[start SOURCE DATA]

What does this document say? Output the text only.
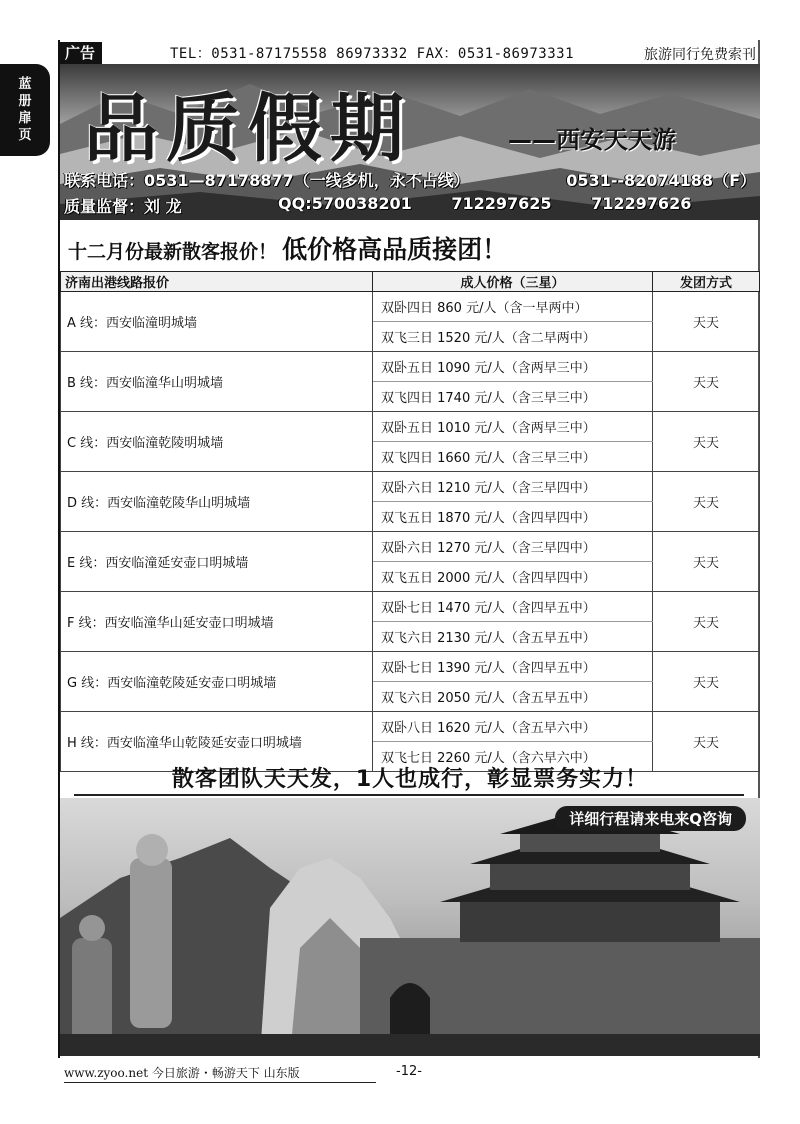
蓝
册
扉
页
广告	TEL：0531-87175558 86973332 FAX：0531-86973331	旅游同行免费索刊
品质假期	——西安天天游
联系电话：0531—87178877（一线多机，永不占线）	0531--82074188（F）
质量监督：刘 龙	QQ:570038201 712297625 712297626
十二月份最新散客报价！ 低价格高品质接团！
济南出港线路报价	成人价格（三星）	发团方式
A 线：西安临潼明城墙	双卧四日 860 元/人（含一早两中）	天天
	双飞三日 1520 元/人（含二早两中）	
B 线：西安临潼华山明城墙	双卧五日 1090 元/人（含两早三中）	天天
	双飞四日 1740 元/人（含三早三中）	
C 线：西安临潼乾陵明城墙	双卧五日 1010 元/人（含两早三中）	天天
	双飞四日 1660 元/人（含三早三中）	
D 线：西安临潼乾陵华山明城墙	双卧六日 1210 元/人（含三早四中）	天天
	双飞五日 1870 元/人（含四早四中）	
E 线：西安临潼延安壶口明城墙	双卧六日 1270 元/人（含三早四中）	天天
	双飞五日 2000 元/人（含四早四中）	
F 线：西安临潼华山延安壶口明城墙	双卧七日 1470 元/人（含四早五中）	天天
	双飞六日 2130 元/人（含五早五中）	
G 线：西安临潼乾陵延安壶口明城墙	双卧七日 1390 元/人（含四早五中）	天天
	双飞六日 2050 元/人（含五早五中）	
H 线：西安临潼华山乾陵延安壶口明城墙	双卧八日 1620 元/人（含五早六中）	天天
	双飞七日 2260 元/人（含六早六中）	
散客团队天天发，1人也成行，彰显票务实力！
详细行程请来电来Q咨询
www.zyoo.net 今日旅游・畅游天下 山东版	-12-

[end SOURCE DATA]

WORK TO BE COMPLETED: Locate the word "双卧七日" in the records above, and return each line that has it.

REPLY:
F 线：西安临潼华山延安壶口明城墙	双卧七日 1470 元/人（含四早五中）	天天
G 线：西安临潼乾陵延安壶口明城墙	双卧七日 1390 元/人（含四早五中）	天天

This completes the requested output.